### Written request
All the entries need to be quoted exactly, apart from the pictures, which you should drop.

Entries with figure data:
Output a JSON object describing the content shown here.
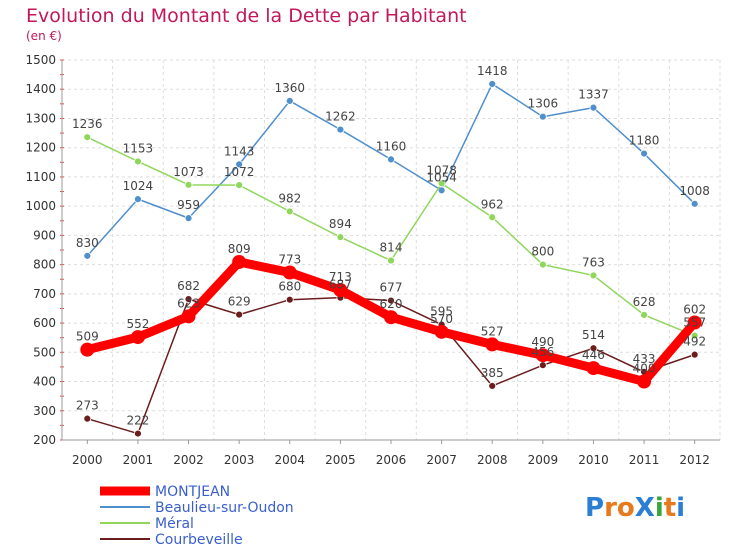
{
  "chart_data": {
    "type": "line",
    "title": "Evolution du Montant de la Dette par Habitant",
    "subtitle": "(en €)",
    "x": [
      "2000",
      "2001",
      "2002",
      "2003",
      "2004",
      "2005",
      "2006",
      "2007",
      "2008",
      "2009",
      "2010",
      "2011",
      "2012"
    ],
    "ylim": [
      200,
      1500
    ],
    "yticks": [
      200,
      300,
      400,
      500,
      600,
      700,
      800,
      900,
      1000,
      1100,
      1200,
      1300,
      1400,
      1500
    ],
    "grid": true,
    "legend_position": "bottom-left",
    "series": [
      {
        "name": "MONTJEAN",
        "color": "#ff0000",
        "values": [
          509,
          552,
          623,
          809,
          773,
          713,
          620,
          570,
          527,
          490,
          446,
          400,
          602
        ],
        "labels": [
          "509",
          "552",
          "623",
          "809",
          "773",
          "713",
          "620",
          "570",
          "527",
          "490",
          "446",
          "400",
          "602"
        ]
      },
      {
        "name": "Beaulieu-sur-Oudon",
        "color": "#4f8fcb",
        "values": [
          830,
          1024,
          959,
          1143,
          1360,
          1262,
          1160,
          1054,
          1418,
          1306,
          1337,
          1180,
          1008
        ],
        "labels": [
          "830",
          "1024",
          "959",
          "1143",
          "1360",
          "1262",
          "1160",
          "1054",
          "1418",
          "1306",
          "1337",
          "1180",
          "1008"
        ]
      },
      {
        "name": "Méral",
        "color": "#8fd65a",
        "values": [
          1236,
          1153,
          1073,
          1072,
          982,
          894,
          814,
          1078,
          962,
          800,
          763,
          628,
          557
        ],
        "labels": [
          "1236",
          "1153",
          "1073",
          "1072",
          "982",
          "894",
          "814",
          "1078",
          "962",
          "800",
          "763",
          "628",
          "557"
        ]
      },
      {
        "name": "Courbeveille",
        "color": "#6b1d1d",
        "values": [
          273,
          222,
          682,
          629,
          680,
          687,
          677,
          595,
          385,
          456,
          514,
          433,
          492
        ],
        "labels": [
          "273",
          "222",
          "682",
          "629",
          "680",
          "687",
          "677",
          "595",
          "385",
          "456",
          "514",
          "433",
          "492"
        ]
      }
    ]
  },
  "logo": {
    "text": "ProXiti",
    "colors": [
      "#2a7fd4",
      "#e87a1d",
      "#e87a1d",
      "#2a7fd4",
      "#3aa63a",
      "#e87a1d",
      "#2a7fd4"
    ]
  }
}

### Response
Output a JSON object describing the content shown here.
{
  "chart_data": {
    "type": "line",
    "title": "Evolution du Montant de la Dette par Habitant",
    "subtitle": "(en €)",
    "x": [
      "2000",
      "2001",
      "2002",
      "2003",
      "2004",
      "2005",
      "2006",
      "2007",
      "2008",
      "2009",
      "2010",
      "2011",
      "2012"
    ],
    "ylim": [
      200,
      1500
    ],
    "yticks": [
      200,
      300,
      400,
      500,
      600,
      700,
      800,
      900,
      1000,
      1100,
      1200,
      1300,
      1400,
      1500
    ],
    "grid": true,
    "legend_position": "bottom-left",
    "series": [
      {
        "name": "MONTJEAN",
        "color": "#ff0000",
        "values": [
          509,
          552,
          623,
          809,
          773,
          713,
          620,
          570,
          527,
          490,
          446,
          400,
          602
        ],
        "labels": [
          "509",
          "552",
          "623",
          "809",
          "773",
          "713",
          "620",
          "570",
          "527",
          "490",
          "446",
          "400",
          "602"
        ]
      },
      {
        "name": "Beaulieu-sur-Oudon",
        "color": "#4f8fcb",
        "values": [
          830,
          1024,
          959,
          1143,
          1360,
          1262,
          1160,
          1054,
          1418,
          1306,
          1337,
          1180,
          1008
        ],
        "labels": [
          "830",
          "1024",
          "959",
          "1143",
          "1360",
          "1262",
          "1160",
          "1054",
          "1418",
          "1306",
          "1337",
          "1180",
          "1008"
        ]
      },
      {
        "name": "Méral",
        "color": "#8fd65a",
        "values": [
          1236,
          1153,
          1073,
          1072,
          982,
          894,
          814,
          1078,
          962,
          800,
          763,
          628,
          557
        ],
        "labels": [
          "1236",
          "1153",
          "1073",
          "1072",
          "982",
          "894",
          "814",
          "1078",
          "962",
          "800",
          "763",
          "628",
          "557"
        ]
      },
      {
        "name": "Courbeveille",
        "color": "#6b1d1d",
        "values": [
          273,
          222,
          682,
          629,
          680,
          687,
          677,
          595,
          385,
          456,
          514,
          433,
          492
        ],
        "labels": [
          "273",
          "222",
          "682",
          "629",
          "680",
          "687",
          "677",
          "595",
          "385",
          "456",
          "514",
          "433",
          "492"
        ]
      }
    ]
  },
  "logo": {
    "text": "ProXiti",
    "colors": [
      "#2a7fd4",
      "#e87a1d",
      "#e87a1d",
      "#2a7fd4",
      "#3aa63a",
      "#e87a1d",
      "#2a7fd4"
    ]
  }
}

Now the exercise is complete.